─── Input rows ───

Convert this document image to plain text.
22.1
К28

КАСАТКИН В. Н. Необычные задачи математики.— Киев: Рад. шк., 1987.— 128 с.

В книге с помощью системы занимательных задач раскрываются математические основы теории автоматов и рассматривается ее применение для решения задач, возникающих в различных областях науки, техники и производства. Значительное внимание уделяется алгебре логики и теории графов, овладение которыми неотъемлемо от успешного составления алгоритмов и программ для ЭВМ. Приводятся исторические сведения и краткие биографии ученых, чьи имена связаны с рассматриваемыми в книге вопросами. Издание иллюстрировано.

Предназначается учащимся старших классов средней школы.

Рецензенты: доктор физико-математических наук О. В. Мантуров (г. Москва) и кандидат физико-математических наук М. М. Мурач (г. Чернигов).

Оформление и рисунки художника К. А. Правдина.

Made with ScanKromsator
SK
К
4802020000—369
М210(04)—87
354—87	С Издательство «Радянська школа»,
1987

───

## Objective
Print back all the lines verbatim.

## Solution for this problem
Convert this document image to plain text.
22.1
К28

КАСАТКИН В. Н. Необычные задачи математики.— Киев: Рад. шк., 1987.— 128 с.

В книге с помощью системы занимательных задач раскрываются математические основы теории автоматов и рассматривается ее применение для решения задач, возникающих в различных областях науки, техники и производства. Значительное внимание уделяется алгебре логики и теории графов, овладение которыми неотъемлемо от успешного составления алгоритмов и программ для ЭВМ. Приводятся исторические сведения и краткие биографии ученых, чьи имена связаны с рассматриваемыми в книге вопросами. Издание иллюстрировано.

Предназначается учащимся старших классов средней школы.

Рецензенты: доктор физико-математических наук О. В. Мантуров (г. Москва) и кандидат физико-математических наук М. М. Мурач (г. Чернигов).

Оформление и рисунки художника К. А. Правдина.

Made with ScanKromsator
SK
К
4802020000—369
М210(04)—87
354—87	С Издательство «Радянська школа»,
1987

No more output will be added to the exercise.